## BEGIN Data listing

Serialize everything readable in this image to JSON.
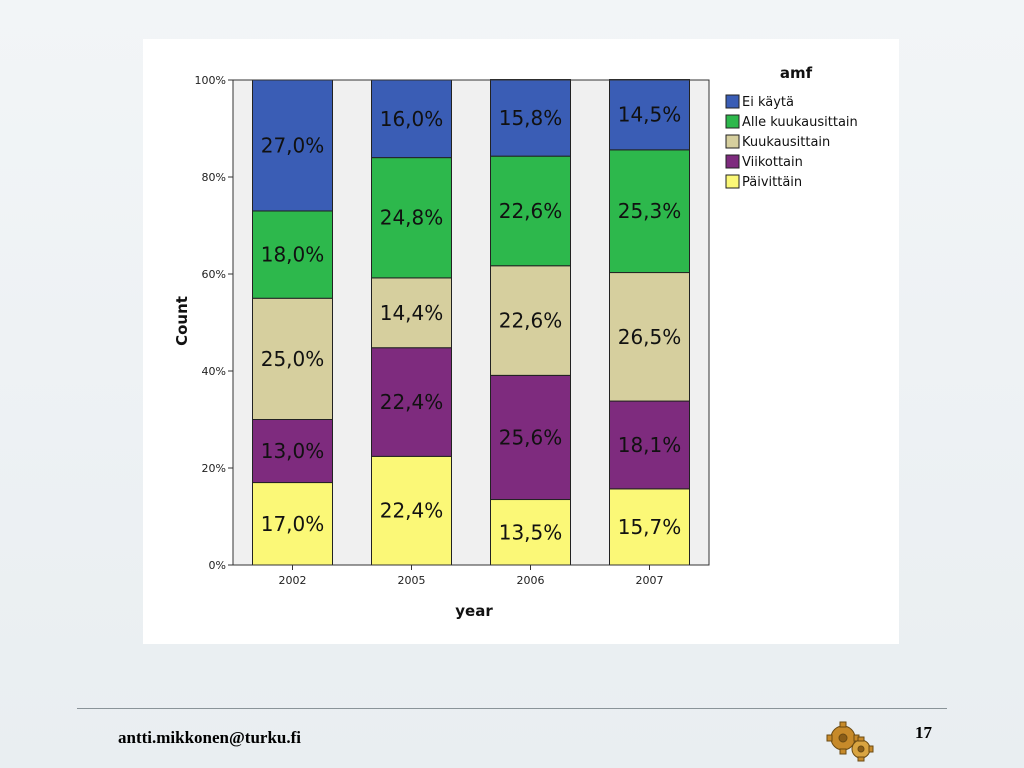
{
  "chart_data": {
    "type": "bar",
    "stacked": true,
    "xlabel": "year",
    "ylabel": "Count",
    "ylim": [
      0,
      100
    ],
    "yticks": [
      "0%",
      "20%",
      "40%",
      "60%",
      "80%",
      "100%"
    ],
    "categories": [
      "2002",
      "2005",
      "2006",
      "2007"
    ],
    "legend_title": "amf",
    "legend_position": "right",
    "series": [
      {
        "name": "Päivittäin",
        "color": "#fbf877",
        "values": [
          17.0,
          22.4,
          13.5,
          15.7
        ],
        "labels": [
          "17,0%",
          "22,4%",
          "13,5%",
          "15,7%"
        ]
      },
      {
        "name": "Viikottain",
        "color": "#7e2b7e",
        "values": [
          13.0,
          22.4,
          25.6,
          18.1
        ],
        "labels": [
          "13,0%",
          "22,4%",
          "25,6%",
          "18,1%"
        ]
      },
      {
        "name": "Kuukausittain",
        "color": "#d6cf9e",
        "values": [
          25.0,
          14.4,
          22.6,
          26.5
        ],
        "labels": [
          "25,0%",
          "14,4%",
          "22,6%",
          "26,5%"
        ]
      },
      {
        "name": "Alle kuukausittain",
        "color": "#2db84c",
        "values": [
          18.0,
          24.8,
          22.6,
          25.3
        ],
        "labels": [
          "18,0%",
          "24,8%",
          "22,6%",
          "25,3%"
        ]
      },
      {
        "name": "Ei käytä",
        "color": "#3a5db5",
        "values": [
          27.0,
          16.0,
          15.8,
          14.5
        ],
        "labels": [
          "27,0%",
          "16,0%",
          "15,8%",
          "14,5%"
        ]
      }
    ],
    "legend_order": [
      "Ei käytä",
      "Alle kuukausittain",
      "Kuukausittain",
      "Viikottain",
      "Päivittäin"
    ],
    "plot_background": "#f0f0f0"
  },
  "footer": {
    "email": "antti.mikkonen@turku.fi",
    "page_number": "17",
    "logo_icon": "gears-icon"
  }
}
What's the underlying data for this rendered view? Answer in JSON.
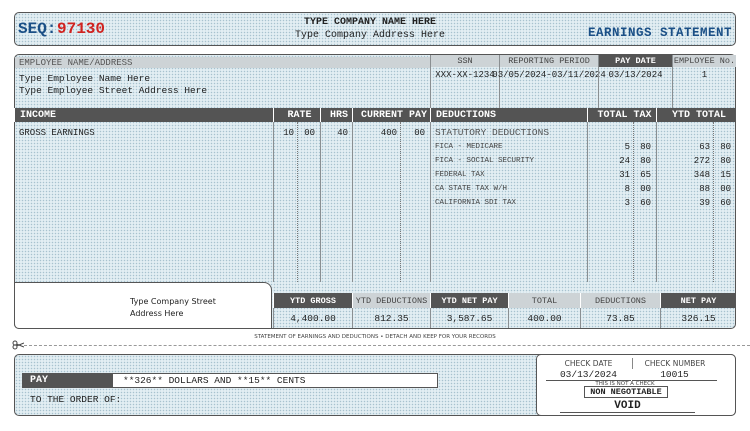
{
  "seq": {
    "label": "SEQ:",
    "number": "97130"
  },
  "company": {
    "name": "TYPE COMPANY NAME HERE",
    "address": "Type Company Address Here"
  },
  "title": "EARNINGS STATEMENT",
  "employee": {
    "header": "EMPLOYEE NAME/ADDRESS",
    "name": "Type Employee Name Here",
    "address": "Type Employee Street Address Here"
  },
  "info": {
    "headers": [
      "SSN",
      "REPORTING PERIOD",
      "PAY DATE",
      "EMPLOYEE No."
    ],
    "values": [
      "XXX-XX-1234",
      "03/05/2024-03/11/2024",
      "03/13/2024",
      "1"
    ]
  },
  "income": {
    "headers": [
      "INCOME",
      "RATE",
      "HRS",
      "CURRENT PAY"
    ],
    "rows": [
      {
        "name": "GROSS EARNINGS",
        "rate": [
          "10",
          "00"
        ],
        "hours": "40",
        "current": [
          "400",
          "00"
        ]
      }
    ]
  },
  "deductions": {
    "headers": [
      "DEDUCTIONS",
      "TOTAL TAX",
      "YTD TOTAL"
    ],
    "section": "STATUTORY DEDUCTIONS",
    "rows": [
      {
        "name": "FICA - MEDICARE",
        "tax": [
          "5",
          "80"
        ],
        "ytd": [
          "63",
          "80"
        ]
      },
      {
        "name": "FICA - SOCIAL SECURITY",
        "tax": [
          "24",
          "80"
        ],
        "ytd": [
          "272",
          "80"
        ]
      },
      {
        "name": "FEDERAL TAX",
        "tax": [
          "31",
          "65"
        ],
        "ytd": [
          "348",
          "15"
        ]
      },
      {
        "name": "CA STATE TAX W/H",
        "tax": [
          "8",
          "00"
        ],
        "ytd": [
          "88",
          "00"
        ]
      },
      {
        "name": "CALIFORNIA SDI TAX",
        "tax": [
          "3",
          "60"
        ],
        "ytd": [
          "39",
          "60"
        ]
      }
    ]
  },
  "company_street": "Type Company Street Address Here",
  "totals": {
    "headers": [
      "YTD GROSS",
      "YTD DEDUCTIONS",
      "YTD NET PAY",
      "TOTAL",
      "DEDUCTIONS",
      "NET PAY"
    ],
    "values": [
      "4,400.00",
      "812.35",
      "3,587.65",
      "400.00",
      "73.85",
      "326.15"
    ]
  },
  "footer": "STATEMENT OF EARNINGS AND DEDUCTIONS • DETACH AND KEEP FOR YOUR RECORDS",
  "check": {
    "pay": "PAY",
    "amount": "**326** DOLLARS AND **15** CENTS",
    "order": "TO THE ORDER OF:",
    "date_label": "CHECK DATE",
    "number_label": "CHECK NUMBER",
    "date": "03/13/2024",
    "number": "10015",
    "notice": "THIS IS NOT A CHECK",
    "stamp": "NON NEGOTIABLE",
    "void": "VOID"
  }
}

## END Data listing
## BEGIN Data listing

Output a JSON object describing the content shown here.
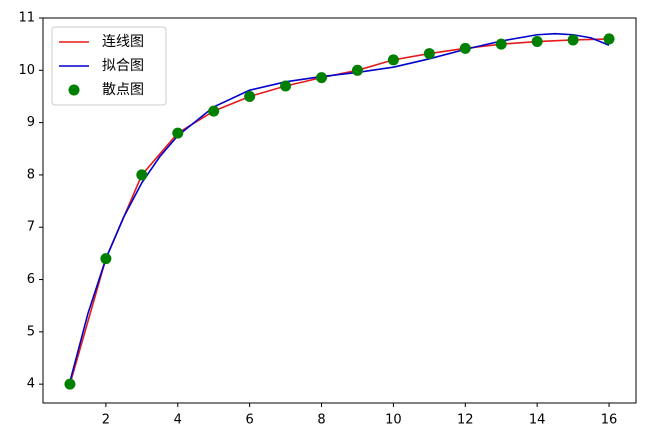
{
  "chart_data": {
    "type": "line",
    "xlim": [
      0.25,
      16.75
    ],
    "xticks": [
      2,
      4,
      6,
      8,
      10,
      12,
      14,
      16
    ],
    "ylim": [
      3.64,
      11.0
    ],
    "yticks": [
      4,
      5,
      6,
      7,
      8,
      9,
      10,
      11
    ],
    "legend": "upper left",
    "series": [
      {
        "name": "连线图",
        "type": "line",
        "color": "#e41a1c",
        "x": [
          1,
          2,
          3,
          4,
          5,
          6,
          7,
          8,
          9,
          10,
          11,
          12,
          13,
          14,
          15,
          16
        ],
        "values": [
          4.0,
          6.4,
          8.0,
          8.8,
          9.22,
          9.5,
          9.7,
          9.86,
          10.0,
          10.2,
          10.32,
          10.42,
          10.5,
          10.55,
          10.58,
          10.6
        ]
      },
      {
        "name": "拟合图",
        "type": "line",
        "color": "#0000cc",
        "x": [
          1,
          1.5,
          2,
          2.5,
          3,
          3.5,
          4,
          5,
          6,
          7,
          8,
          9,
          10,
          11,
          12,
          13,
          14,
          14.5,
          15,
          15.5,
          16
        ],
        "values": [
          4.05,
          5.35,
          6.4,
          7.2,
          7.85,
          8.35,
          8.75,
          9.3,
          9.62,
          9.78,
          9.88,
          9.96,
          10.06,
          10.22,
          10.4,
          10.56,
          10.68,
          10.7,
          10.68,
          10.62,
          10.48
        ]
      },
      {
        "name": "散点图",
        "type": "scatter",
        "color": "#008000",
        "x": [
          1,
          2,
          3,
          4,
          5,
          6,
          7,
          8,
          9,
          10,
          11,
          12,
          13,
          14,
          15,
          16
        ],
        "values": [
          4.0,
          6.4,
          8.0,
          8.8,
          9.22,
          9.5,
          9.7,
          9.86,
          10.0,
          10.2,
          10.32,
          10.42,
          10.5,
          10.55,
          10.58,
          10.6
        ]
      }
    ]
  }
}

## END Data listing
## BEGIN Data listing

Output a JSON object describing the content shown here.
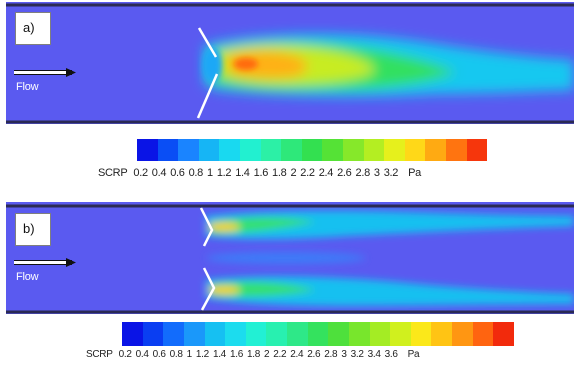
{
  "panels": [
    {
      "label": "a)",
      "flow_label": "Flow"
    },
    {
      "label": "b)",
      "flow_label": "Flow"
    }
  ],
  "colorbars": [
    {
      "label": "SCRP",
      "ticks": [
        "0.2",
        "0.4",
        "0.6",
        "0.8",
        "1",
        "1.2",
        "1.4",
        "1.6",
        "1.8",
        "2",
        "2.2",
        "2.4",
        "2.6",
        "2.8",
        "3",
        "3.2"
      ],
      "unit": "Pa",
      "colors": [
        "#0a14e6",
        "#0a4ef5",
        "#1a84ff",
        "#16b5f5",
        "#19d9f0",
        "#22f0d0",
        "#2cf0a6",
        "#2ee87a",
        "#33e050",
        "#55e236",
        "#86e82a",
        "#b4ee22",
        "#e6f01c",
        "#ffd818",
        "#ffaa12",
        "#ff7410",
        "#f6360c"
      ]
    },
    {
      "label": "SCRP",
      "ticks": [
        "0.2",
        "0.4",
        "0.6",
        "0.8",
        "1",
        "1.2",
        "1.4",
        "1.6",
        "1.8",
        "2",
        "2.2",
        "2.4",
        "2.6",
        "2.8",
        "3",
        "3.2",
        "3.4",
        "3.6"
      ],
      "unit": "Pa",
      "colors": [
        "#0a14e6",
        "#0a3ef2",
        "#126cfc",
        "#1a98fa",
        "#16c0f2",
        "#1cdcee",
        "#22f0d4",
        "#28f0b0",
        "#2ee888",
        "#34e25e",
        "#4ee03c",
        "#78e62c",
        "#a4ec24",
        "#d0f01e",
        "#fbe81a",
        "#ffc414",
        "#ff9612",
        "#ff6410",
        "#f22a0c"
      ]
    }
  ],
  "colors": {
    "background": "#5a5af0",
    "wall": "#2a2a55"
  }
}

## END Data listing

Short exercise =
Of the lines above, how many include the word "EARNINGS"? Reply with the number alone.

Task solution =
3